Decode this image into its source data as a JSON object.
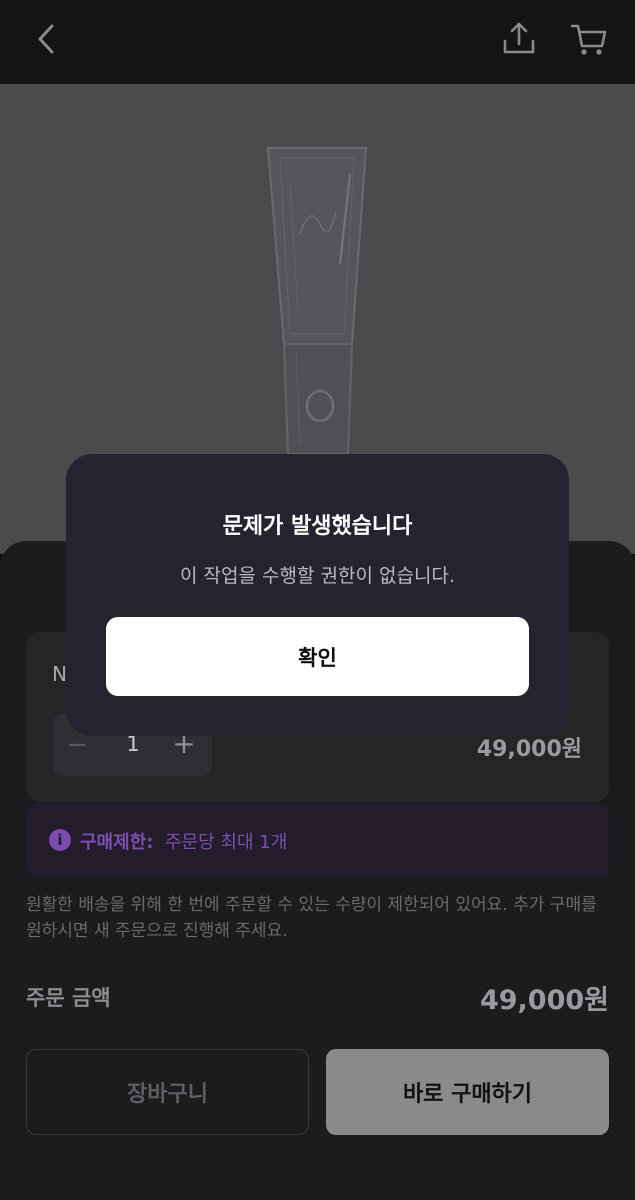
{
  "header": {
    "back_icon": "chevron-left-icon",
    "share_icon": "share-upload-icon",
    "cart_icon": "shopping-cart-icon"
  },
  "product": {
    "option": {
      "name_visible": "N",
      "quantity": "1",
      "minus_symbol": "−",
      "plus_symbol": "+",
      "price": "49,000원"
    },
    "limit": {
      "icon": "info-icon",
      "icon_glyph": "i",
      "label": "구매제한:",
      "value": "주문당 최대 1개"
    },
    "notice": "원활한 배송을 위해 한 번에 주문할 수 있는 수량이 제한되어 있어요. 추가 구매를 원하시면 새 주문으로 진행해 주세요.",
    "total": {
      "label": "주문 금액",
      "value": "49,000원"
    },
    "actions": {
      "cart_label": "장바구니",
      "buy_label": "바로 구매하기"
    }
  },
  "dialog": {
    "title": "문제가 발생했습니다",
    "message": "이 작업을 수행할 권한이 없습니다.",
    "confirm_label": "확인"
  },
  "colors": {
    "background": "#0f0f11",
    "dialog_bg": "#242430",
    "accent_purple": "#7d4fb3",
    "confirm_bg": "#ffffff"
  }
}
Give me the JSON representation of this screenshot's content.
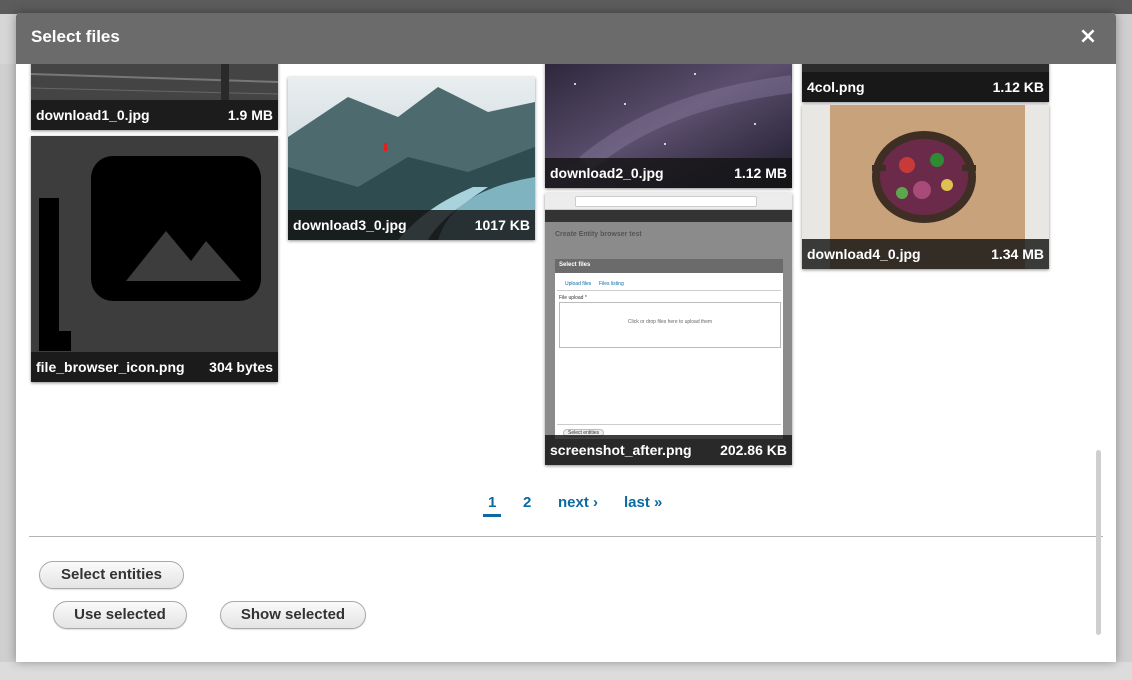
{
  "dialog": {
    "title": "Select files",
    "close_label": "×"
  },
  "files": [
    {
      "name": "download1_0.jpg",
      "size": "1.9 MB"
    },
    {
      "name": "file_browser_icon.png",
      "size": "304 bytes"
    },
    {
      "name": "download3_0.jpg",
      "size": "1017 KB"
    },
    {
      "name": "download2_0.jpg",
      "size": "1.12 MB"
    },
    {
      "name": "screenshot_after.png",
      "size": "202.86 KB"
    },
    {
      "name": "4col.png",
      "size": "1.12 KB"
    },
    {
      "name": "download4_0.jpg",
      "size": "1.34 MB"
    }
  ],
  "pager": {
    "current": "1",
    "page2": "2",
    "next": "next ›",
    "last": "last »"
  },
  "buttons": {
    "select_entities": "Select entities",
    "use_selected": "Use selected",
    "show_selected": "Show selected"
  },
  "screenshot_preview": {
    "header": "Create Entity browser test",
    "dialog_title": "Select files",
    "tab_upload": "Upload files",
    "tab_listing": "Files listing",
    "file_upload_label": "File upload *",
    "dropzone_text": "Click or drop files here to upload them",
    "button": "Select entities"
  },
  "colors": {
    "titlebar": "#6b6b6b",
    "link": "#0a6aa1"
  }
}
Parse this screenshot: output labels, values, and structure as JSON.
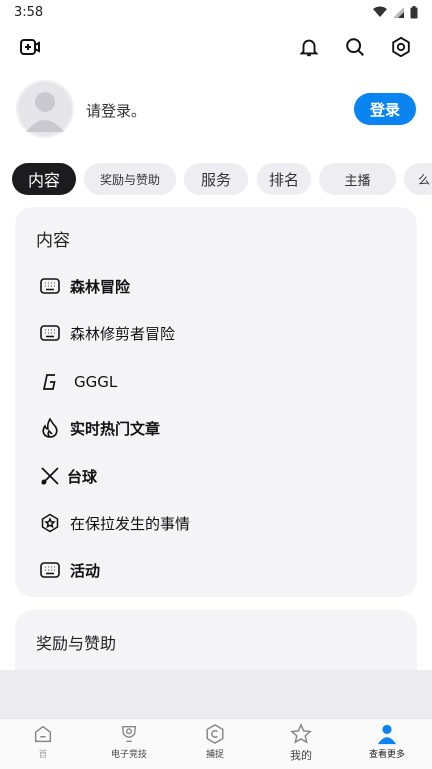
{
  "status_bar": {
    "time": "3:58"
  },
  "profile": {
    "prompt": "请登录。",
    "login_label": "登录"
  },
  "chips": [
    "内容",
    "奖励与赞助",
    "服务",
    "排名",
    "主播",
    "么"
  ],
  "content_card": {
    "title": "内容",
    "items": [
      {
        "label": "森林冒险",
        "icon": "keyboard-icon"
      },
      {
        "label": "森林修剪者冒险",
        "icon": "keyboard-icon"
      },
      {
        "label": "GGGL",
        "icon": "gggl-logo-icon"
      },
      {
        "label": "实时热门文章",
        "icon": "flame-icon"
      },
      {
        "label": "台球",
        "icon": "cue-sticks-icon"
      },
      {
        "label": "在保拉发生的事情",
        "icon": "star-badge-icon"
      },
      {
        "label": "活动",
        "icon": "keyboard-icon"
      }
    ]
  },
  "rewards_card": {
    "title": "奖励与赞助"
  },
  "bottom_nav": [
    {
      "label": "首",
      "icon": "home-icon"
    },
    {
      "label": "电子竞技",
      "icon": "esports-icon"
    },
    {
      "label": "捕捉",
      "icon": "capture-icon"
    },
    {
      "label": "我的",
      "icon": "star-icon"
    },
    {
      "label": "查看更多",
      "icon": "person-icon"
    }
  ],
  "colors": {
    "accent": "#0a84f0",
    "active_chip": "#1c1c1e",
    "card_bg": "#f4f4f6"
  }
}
++++++++
* [STATED TASK]
Write out exactly the lines from the one containing "Parse this screenshot: output" through the last line of the records above, both ends included, and leave out any pictures.

* [COMPLETE ANSWER]
Parse this screenshot: output labels, values, and structure as JSON.
{
  "status_bar": {
    "time": "3:58"
  },
  "profile": {
    "prompt": "请登录。",
    "login_label": "登录"
  },
  "chips": [
    "内容",
    "奖励与赞助",
    "服务",
    "排名",
    "主播",
    "么"
  ],
  "content_card": {
    "title": "内容",
    "items": [
      {
        "label": "森林冒险",
        "icon": "keyboard-icon"
      },
      {
        "label": "森林修剪者冒险",
        "icon": "keyboard-icon"
      },
      {
        "label": "GGGL",
        "icon": "gggl-logo-icon"
      },
      {
        "label": "实时热门文章",
        "icon": "flame-icon"
      },
      {
        "label": "台球",
        "icon": "cue-sticks-icon"
      },
      {
        "label": "在保拉发生的事情",
        "icon": "star-badge-icon"
      },
      {
        "label": "活动",
        "icon": "keyboard-icon"
      }
    ]
  },
  "rewards_card": {
    "title": "奖励与赞助"
  },
  "bottom_nav": [
    {
      "label": "首",
      "icon": "home-icon"
    },
    {
      "label": "电子竞技",
      "icon": "esports-icon"
    },
    {
      "label": "捕捉",
      "icon": "capture-icon"
    },
    {
      "label": "我的",
      "icon": "star-icon"
    },
    {
      "label": "查看更多",
      "icon": "person-icon"
    }
  ],
  "colors": {
    "accent": "#0a84f0",
    "active_chip": "#1c1c1e",
    "card_bg": "#f4f4f6"
  }
}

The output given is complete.